Records for this task start
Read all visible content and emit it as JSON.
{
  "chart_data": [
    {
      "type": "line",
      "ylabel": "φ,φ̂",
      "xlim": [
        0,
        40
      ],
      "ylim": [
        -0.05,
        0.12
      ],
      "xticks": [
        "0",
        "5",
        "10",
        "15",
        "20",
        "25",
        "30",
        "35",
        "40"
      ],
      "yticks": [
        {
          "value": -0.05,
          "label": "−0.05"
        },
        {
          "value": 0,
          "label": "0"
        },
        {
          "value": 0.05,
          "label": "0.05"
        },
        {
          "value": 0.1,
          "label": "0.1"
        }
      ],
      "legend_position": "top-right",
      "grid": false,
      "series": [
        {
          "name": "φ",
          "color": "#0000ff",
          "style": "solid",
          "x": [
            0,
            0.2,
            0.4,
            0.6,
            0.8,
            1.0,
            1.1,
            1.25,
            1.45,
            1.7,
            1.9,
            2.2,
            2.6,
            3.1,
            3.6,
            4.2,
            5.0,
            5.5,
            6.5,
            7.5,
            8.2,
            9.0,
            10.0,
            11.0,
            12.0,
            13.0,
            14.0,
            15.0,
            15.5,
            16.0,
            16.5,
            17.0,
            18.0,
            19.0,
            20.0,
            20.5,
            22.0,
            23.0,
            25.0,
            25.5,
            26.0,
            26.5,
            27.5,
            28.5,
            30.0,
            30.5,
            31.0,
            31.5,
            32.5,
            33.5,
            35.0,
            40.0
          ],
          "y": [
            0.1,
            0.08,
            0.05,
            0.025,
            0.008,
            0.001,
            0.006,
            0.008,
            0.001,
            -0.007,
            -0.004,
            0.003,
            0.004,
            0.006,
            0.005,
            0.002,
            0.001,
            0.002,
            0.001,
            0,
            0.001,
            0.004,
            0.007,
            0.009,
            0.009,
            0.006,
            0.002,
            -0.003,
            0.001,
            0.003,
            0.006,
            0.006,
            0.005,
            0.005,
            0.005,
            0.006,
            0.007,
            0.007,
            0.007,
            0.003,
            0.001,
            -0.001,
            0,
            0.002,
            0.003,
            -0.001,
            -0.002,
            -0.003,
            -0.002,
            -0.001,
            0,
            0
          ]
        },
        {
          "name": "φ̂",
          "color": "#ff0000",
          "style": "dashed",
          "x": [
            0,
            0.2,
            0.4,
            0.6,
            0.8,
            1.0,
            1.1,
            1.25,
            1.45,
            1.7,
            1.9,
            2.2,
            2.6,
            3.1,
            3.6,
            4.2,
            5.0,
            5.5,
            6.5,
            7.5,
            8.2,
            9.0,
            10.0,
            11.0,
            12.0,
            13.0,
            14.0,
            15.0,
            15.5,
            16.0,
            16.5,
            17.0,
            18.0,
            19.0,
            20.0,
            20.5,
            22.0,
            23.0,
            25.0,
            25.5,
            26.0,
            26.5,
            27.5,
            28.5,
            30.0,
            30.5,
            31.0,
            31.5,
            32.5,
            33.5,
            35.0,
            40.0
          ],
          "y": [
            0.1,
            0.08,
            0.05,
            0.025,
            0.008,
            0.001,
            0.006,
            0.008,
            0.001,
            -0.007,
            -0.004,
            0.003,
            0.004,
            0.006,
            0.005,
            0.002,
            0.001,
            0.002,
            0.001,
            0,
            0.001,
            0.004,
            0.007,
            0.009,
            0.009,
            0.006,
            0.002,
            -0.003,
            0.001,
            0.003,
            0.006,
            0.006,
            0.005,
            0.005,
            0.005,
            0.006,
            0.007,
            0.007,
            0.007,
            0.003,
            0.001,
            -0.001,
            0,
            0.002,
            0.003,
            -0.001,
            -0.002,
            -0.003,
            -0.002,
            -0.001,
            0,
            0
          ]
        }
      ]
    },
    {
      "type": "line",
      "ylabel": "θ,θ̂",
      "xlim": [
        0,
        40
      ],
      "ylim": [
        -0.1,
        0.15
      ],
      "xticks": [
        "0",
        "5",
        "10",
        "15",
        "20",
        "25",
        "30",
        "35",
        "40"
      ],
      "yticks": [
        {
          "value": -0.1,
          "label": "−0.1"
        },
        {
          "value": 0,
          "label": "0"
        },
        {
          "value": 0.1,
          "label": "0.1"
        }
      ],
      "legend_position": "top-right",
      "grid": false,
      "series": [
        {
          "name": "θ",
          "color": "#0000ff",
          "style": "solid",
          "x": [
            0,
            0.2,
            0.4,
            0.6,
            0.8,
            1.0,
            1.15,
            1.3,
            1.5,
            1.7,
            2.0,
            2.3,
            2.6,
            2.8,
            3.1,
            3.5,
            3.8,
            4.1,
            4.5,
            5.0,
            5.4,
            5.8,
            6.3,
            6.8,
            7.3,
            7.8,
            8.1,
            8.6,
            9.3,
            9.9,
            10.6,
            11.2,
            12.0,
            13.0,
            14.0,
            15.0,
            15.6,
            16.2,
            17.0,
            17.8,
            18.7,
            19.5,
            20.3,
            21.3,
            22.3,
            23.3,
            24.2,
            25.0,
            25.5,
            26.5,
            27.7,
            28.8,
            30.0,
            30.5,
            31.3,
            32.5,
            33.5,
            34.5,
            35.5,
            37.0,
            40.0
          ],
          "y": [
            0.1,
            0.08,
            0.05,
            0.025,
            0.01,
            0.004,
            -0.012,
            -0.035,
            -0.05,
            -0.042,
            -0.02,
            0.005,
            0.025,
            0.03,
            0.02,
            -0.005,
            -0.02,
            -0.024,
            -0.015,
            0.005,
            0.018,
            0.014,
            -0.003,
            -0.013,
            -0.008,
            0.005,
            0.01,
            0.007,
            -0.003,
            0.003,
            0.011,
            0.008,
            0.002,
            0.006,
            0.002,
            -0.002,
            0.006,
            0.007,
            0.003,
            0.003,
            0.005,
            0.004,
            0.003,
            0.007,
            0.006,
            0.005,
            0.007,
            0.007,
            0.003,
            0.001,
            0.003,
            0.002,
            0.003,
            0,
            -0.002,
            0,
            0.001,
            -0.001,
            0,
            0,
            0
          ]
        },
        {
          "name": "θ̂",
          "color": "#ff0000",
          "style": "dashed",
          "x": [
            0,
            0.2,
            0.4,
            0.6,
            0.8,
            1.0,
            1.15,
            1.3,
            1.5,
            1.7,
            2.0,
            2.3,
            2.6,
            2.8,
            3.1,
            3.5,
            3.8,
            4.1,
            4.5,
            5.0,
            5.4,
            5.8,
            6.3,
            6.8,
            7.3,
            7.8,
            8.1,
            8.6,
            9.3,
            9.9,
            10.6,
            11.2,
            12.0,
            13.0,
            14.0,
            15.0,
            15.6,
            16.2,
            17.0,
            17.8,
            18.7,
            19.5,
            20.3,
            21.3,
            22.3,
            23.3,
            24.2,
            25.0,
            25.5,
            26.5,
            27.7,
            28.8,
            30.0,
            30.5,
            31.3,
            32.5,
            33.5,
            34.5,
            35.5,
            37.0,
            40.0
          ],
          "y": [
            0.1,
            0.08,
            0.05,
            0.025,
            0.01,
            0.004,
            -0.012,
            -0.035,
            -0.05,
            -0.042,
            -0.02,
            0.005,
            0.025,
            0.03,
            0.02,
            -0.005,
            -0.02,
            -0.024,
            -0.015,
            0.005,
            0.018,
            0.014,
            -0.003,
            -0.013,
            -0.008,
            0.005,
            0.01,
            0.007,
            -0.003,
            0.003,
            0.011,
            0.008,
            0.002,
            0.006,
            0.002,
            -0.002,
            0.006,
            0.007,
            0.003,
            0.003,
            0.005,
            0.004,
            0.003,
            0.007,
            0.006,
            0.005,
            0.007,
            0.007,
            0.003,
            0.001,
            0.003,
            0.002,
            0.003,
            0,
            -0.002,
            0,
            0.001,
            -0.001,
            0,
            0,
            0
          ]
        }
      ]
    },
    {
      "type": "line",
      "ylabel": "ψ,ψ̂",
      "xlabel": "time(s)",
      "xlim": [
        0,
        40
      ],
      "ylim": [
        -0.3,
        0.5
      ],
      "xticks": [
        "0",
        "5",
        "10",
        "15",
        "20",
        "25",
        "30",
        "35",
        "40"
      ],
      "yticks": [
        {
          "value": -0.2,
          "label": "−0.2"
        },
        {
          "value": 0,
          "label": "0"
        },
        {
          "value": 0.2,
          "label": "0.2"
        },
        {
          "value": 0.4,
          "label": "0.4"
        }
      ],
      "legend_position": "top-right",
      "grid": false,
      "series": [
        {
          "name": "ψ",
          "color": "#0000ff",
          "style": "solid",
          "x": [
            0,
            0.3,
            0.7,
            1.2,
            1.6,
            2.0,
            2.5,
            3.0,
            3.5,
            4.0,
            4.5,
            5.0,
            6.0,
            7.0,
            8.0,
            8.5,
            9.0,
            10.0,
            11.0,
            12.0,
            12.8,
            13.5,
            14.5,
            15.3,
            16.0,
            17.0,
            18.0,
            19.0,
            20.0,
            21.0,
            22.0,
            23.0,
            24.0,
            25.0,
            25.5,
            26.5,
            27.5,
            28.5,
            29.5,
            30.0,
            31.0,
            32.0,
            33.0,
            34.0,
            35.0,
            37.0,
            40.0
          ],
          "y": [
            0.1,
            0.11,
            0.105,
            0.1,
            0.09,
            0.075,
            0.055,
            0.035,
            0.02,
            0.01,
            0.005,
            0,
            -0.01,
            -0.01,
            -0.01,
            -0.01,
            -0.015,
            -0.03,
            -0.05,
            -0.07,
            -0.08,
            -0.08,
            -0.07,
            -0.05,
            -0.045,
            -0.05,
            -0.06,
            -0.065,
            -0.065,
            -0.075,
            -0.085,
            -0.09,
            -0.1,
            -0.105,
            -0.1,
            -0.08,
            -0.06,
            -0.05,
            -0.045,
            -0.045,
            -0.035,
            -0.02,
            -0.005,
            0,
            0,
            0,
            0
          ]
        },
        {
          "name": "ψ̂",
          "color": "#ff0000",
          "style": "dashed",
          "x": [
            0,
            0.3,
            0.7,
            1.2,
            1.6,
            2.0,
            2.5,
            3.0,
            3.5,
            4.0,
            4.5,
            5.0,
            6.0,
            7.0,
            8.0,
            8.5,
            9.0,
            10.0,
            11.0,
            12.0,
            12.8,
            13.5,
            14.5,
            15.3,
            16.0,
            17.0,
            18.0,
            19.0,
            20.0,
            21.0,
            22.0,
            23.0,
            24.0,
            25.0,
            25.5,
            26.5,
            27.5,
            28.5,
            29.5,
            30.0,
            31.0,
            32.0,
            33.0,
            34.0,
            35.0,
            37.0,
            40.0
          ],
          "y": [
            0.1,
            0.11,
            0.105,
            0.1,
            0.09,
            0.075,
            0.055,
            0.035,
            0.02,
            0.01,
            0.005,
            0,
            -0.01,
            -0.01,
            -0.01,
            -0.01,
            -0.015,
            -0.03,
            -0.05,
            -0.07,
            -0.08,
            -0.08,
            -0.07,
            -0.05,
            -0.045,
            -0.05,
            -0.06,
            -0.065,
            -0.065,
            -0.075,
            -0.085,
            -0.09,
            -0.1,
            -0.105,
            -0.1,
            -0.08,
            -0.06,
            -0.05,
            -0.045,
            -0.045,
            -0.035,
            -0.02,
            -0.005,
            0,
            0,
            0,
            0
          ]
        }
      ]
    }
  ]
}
Records for this task end
Show every line where the string "name" appears.

          "name": "φ",
          "name": "φ̂",
          "name": "θ",
          "name": "θ̂",
          "name": "ψ",
          "name": "ψ̂",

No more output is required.